▸ **ENUNCIADO**
Edite o texto sobre a comédia da família Verneuil, tudo desde "Claramente, as coisas" até "da família Verneuil.", substituindo "Espanha" por "Itália".

▸ **TEXTO FORNECIDO**
════
Seguindo essa premissa, Philippe de Chauveron lançou-se a um verdadeiro “campo de minas”, procurando dissecar os conflitos culturais e identitários que dividem França (e não só), por via do humor, expondo o absurdo que se esconde por detrás do preconceito, num tom despreocupado e despretensioso de uma comédia familiar. Numa época convulsiva, onde o aparecimento de clivagens políticas (aparentemente) irreconciliáveis, é afetado pelo ressurgimento de novos populismos (e aqui tanto cabem extremistas como Bolsonaro, Le Penn ou Putin, como os “militares” castradores da chamada “cultura do cancelamento”), convenhamos, que essa ambição não só evidencia uma tremenda coragem, como se revela francamente salutar.
Claramente, as coisas correram bem, até porque o sucesso de “Que Mal Fiz Eu A Deus?” foi muito além das bilheteiras francesas (onde arrecadou mais de 100 milhões de euros), estendendo-se a Portugal, Espanha, Alemanha, Áustria, Polónia e até a alguns países do Médio Oriente, permitindo a existência de uma sequela, intitulada “Que Mal Fiz Eu A Deus Agora?”, que cimentou a popularidade destas personagens, que reencontramos em “Que Mal Fizemos Todos A Deus?”, o terceiro e (supostamente) último capítulo desta franquia inesperada, que vem fechar o arco narrativo da família Verneuil.
Desta vez, o casamento de Claude e Marie aproxima-se do seu 40º aniversário, levando Odile, Isabelle, Ségolène e Laure a planearem uma cerimónia de renovação de votos, onde encontraremos os pais dos genros dos Verneuil, todos no mesmo local, pela primeira vez. O resultado, claro está, só pode ser caótico…
Reminiscente dos melhores títulos de Louis de Funès (por coincidência ou não, Clavier sempre foi encarado como um dos últimos representantes de um certo modelo de comédia classicamente gaulesa, que encontra o seu expoente máximo em Funès), “Que Mal Fizemos Todos A Deus?” não só suplanta o segundo filme da saga, como rivaliza com o primeiro. Afinal, a brincar a brincar, Philippe de Chauveron e companhia já trabalham o universo destas personagens há quase dez anos.
════
▸ **REGISTOS LISTADOS**
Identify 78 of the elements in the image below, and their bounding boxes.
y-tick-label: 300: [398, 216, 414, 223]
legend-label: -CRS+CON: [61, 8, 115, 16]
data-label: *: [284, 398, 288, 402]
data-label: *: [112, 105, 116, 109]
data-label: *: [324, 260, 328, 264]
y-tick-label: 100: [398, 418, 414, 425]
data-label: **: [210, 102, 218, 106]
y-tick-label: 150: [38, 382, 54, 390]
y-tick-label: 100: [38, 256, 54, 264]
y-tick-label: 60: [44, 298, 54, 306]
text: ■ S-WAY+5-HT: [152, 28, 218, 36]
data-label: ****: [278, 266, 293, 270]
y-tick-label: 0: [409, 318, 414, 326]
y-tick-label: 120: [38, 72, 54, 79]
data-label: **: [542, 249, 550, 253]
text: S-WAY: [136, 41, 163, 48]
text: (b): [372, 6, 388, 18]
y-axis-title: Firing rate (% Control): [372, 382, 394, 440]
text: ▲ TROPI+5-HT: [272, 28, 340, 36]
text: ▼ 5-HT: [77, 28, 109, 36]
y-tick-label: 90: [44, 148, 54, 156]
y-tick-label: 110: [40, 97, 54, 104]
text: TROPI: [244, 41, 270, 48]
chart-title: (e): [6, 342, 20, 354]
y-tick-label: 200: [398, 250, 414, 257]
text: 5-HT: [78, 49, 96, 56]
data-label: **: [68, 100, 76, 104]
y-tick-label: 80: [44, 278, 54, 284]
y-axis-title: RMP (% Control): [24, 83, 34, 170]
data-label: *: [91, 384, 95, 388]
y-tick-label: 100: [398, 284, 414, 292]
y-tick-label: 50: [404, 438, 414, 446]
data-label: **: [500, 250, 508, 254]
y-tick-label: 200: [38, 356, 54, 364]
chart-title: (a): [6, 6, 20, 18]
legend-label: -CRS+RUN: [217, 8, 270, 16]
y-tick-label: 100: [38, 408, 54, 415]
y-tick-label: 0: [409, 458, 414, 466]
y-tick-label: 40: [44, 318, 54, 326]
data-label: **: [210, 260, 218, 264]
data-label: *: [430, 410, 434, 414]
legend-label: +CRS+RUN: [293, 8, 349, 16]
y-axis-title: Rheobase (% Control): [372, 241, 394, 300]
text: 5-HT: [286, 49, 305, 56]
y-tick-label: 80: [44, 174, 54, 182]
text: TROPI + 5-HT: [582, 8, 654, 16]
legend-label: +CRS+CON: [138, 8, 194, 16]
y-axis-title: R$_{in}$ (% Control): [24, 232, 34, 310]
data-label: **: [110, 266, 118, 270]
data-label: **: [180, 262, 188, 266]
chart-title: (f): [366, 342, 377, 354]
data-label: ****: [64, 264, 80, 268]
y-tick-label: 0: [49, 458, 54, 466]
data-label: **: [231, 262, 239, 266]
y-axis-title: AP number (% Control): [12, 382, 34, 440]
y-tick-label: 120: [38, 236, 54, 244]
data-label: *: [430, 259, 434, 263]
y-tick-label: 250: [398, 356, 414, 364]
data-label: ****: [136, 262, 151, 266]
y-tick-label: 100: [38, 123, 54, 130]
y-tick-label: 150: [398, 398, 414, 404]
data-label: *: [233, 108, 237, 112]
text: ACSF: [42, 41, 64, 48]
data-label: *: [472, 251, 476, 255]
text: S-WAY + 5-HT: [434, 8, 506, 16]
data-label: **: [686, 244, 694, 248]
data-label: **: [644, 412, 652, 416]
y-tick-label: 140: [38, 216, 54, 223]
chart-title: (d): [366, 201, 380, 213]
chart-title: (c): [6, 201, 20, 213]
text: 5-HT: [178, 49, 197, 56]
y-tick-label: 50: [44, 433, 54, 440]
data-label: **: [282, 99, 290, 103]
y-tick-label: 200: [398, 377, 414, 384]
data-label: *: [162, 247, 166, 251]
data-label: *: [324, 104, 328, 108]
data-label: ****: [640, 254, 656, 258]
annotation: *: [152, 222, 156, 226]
════
▸ **RESPOSTA DO EXERCÍCIO**
Claramente, as coisas correram bem, até porque o sucesso de “Que Mal Fiz Eu A Deus?” foi muito além das bilheteiras francesas (onde arrecadou mais de 100 milhões de euros), estendendo-se a Portugal, Itália, Alemanha, Áustria, Polónia e até a alguns países do Médio Oriente, permitindo a existência de uma sequela, intitulada “Que Mal Fiz Eu A Deus Agora?”, que cimentou a popularidade destas personagens, que reencontramos em “Que Mal Fizemos Todos A Deus?”, o terceiro e (supostamente) último capítulo desta franquia inesperada, que vem fechar o arco narrativo da família Verneuil.